(Stored data)

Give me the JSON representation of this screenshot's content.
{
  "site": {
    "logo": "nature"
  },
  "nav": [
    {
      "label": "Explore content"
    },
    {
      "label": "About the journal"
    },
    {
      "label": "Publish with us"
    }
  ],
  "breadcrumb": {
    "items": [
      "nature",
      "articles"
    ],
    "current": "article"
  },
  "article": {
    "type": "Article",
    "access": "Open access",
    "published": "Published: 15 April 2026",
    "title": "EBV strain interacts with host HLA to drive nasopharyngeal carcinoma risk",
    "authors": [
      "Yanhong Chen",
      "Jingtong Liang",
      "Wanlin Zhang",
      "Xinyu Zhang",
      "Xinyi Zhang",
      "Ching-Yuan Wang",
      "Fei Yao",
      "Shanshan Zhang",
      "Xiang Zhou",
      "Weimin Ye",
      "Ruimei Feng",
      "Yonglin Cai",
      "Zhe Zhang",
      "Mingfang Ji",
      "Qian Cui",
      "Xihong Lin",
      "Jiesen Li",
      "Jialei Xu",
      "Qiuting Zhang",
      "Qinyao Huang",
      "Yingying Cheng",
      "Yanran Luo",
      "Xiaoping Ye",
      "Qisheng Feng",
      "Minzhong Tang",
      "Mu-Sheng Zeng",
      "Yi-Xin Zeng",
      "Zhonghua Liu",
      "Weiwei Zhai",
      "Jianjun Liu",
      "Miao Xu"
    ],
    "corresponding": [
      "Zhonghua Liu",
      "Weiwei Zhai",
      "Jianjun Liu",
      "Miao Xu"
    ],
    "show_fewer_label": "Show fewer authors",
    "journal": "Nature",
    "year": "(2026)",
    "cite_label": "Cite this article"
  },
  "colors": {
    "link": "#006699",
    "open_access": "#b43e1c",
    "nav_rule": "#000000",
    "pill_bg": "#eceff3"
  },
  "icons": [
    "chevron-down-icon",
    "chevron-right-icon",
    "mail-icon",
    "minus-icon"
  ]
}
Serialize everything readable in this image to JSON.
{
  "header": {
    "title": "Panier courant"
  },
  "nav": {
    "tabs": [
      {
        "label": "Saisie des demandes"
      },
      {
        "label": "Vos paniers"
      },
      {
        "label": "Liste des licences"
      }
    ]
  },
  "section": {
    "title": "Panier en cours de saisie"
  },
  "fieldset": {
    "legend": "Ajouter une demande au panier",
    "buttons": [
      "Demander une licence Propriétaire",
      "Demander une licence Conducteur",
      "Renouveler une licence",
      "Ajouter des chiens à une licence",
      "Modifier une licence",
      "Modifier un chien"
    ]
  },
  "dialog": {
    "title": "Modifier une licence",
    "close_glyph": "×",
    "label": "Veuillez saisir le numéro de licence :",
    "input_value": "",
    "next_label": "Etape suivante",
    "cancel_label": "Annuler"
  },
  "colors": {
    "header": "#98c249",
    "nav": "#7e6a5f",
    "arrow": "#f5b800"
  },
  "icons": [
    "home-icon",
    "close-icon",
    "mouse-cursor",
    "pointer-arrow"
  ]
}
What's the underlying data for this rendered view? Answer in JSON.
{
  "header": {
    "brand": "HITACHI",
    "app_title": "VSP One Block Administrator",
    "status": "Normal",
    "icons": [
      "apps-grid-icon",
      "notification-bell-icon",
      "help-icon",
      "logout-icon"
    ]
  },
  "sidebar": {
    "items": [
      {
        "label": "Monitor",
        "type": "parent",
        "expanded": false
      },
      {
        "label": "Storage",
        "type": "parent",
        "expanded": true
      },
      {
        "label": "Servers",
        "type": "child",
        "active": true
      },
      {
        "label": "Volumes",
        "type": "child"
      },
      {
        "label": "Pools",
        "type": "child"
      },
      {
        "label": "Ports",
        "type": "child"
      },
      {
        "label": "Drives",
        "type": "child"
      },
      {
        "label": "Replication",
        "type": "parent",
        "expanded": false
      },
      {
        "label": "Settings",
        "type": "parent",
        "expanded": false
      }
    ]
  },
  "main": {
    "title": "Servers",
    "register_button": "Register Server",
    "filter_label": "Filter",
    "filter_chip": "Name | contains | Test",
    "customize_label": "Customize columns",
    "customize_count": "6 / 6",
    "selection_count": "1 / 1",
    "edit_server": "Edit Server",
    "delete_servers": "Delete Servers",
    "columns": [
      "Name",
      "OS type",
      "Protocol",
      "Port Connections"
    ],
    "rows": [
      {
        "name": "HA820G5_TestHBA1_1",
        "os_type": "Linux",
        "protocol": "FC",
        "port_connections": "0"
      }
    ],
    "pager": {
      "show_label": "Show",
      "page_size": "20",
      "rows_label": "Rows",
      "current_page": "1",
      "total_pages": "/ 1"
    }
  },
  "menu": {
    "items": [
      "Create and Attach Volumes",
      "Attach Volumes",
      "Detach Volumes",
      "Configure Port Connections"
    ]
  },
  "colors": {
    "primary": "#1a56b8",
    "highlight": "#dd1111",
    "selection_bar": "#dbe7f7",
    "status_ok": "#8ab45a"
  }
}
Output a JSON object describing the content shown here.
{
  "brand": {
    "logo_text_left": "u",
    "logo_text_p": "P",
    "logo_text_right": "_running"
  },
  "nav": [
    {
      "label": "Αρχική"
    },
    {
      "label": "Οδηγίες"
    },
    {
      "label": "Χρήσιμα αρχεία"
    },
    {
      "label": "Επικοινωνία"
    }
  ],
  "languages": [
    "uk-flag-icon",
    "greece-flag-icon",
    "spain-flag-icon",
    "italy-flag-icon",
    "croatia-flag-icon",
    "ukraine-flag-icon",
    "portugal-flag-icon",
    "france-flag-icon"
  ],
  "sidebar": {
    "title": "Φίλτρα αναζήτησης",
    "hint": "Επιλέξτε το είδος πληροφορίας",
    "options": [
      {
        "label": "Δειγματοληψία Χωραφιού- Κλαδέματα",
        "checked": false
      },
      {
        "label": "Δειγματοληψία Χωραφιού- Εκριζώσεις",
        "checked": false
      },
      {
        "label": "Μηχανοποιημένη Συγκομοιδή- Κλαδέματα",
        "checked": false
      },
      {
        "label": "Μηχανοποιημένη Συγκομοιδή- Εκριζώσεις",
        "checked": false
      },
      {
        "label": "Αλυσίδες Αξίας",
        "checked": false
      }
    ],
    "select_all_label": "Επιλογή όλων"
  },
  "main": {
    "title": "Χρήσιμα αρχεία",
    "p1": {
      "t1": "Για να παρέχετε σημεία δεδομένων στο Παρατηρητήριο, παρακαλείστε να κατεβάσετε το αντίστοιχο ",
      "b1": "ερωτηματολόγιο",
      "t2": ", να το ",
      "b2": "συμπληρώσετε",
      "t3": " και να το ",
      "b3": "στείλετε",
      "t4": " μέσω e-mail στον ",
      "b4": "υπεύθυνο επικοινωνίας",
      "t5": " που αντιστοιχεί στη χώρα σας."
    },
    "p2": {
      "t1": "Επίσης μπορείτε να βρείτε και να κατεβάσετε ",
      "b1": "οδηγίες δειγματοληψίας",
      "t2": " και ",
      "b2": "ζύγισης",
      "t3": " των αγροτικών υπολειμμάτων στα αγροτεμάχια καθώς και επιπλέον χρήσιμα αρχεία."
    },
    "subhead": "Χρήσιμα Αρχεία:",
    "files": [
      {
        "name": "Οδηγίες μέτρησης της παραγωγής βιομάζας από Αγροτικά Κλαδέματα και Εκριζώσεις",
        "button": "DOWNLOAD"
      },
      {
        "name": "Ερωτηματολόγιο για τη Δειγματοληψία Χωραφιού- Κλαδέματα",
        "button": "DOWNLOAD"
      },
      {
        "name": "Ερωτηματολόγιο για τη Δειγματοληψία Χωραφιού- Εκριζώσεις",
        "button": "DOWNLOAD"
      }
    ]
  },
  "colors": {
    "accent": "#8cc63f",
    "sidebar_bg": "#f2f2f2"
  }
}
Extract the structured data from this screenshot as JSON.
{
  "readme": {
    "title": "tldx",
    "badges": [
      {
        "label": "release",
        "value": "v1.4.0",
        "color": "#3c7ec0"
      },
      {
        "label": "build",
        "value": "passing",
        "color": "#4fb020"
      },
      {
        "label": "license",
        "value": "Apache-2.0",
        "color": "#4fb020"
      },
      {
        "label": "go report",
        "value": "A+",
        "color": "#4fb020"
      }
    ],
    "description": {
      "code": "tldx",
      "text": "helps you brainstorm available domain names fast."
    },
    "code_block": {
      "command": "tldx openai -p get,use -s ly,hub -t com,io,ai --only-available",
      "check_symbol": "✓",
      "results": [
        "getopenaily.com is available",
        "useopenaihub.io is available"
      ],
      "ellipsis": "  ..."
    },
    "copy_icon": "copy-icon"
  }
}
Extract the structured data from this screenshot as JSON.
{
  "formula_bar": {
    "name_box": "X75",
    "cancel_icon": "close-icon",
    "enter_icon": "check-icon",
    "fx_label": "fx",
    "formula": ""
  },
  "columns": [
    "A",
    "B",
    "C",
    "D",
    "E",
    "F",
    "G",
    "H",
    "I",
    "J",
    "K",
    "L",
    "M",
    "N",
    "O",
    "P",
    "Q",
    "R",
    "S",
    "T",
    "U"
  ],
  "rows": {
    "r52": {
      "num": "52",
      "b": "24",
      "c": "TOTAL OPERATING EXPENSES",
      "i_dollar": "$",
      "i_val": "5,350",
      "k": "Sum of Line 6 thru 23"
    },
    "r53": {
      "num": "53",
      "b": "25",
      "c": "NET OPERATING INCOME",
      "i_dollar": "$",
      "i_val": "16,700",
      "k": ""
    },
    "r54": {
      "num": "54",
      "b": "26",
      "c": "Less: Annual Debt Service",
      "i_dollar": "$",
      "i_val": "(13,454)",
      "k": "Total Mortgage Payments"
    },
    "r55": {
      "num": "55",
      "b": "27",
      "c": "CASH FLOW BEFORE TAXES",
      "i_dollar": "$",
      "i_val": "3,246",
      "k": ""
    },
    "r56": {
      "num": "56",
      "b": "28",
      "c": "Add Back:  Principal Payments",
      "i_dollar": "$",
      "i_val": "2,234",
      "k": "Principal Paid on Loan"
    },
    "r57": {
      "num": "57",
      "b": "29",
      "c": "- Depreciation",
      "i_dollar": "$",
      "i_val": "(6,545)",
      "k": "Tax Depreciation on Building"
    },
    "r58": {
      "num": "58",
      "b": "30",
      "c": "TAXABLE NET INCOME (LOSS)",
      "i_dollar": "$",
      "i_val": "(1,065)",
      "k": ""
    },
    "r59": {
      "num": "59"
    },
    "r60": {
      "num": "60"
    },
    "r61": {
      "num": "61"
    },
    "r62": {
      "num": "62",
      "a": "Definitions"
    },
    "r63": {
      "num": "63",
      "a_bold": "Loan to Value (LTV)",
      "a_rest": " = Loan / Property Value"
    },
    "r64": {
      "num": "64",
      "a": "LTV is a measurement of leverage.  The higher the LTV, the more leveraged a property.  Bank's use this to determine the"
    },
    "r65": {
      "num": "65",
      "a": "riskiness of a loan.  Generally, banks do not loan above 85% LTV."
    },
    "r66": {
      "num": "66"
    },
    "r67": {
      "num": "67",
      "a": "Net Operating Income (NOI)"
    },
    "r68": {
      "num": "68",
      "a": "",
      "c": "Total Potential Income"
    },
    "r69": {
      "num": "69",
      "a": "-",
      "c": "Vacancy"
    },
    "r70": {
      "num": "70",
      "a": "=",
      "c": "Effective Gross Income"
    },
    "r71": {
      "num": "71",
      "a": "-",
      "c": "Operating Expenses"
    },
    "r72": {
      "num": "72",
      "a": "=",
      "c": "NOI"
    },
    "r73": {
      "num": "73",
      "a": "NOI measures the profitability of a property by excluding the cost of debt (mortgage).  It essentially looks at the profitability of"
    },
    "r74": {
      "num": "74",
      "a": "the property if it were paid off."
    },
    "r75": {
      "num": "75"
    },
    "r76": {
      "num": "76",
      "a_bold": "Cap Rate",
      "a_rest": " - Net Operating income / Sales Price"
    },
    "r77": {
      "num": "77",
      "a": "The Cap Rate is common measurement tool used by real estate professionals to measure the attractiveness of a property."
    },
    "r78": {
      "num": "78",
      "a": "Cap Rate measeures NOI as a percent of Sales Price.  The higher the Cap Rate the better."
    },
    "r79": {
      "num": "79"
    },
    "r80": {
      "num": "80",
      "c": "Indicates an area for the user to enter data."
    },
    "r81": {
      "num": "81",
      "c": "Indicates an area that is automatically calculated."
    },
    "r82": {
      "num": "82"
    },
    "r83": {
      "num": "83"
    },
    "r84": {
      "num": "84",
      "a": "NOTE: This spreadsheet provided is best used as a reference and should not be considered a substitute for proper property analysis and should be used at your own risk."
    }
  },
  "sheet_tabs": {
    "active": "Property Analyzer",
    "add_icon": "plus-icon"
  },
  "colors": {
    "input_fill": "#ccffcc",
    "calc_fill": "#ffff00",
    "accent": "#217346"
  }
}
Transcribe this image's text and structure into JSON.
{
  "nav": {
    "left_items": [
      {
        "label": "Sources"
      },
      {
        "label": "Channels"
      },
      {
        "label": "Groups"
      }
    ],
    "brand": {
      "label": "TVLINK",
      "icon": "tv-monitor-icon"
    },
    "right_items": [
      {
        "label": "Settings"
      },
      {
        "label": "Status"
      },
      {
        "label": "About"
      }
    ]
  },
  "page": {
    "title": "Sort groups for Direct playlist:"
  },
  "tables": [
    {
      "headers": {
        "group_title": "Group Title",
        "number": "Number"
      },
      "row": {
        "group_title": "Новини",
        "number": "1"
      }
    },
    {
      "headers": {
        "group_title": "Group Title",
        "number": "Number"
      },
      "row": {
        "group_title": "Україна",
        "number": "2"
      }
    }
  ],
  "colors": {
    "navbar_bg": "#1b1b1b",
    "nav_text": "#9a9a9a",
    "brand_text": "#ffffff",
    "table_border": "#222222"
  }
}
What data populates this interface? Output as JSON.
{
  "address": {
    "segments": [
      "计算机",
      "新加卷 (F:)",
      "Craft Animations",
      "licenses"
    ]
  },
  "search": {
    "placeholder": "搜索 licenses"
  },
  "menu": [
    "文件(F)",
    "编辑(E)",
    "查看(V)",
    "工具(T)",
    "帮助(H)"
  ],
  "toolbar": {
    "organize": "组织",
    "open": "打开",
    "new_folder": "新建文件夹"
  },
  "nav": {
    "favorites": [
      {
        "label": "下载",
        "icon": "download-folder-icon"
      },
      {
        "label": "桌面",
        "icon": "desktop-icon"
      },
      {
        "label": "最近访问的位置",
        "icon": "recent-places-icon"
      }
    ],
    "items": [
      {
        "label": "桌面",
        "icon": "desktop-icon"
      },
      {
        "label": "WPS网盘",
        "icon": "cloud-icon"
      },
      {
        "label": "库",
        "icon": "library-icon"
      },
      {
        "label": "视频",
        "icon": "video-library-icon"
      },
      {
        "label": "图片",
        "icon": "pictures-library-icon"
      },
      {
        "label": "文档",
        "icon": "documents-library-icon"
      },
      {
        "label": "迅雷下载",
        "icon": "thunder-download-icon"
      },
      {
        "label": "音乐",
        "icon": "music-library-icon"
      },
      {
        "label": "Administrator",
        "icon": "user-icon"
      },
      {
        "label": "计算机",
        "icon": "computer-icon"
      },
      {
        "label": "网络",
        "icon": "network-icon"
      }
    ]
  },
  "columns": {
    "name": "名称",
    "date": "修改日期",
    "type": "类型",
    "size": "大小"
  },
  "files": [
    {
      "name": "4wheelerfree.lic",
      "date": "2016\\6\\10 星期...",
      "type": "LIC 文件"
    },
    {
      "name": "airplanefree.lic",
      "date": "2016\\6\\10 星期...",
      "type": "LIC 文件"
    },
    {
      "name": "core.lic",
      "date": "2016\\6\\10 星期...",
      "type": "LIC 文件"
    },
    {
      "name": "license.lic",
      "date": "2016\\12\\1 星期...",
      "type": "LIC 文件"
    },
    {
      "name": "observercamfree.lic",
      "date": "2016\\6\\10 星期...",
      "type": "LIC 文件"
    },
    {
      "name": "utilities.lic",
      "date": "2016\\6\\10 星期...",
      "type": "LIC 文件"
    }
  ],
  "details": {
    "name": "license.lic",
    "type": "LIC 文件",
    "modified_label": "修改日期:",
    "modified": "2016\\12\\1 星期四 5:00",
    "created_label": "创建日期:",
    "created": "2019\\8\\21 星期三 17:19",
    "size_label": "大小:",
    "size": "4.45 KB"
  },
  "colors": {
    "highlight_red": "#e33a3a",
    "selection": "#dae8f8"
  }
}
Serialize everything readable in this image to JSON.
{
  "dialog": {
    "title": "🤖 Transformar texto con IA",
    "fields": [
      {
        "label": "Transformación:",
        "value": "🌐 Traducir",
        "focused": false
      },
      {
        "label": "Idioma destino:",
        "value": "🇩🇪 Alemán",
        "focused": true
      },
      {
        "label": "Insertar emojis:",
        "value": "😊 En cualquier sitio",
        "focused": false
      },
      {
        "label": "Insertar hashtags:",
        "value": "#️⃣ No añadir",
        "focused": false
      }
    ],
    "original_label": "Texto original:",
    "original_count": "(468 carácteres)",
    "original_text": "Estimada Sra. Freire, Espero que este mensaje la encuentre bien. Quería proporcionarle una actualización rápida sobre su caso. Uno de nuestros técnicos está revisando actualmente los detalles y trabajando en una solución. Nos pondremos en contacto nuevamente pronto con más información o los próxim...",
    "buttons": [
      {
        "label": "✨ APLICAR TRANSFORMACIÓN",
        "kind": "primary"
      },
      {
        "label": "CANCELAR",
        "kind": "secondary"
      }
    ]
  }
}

→ STATED PROBLEM
In the records above, locate every line with the string "Volumes" and copy it.

→ TASK OUTPUT
        "label": "Volumes",
      "Create and Attach Volumes",
      "Attach Volumes",
      "Detach Volumes",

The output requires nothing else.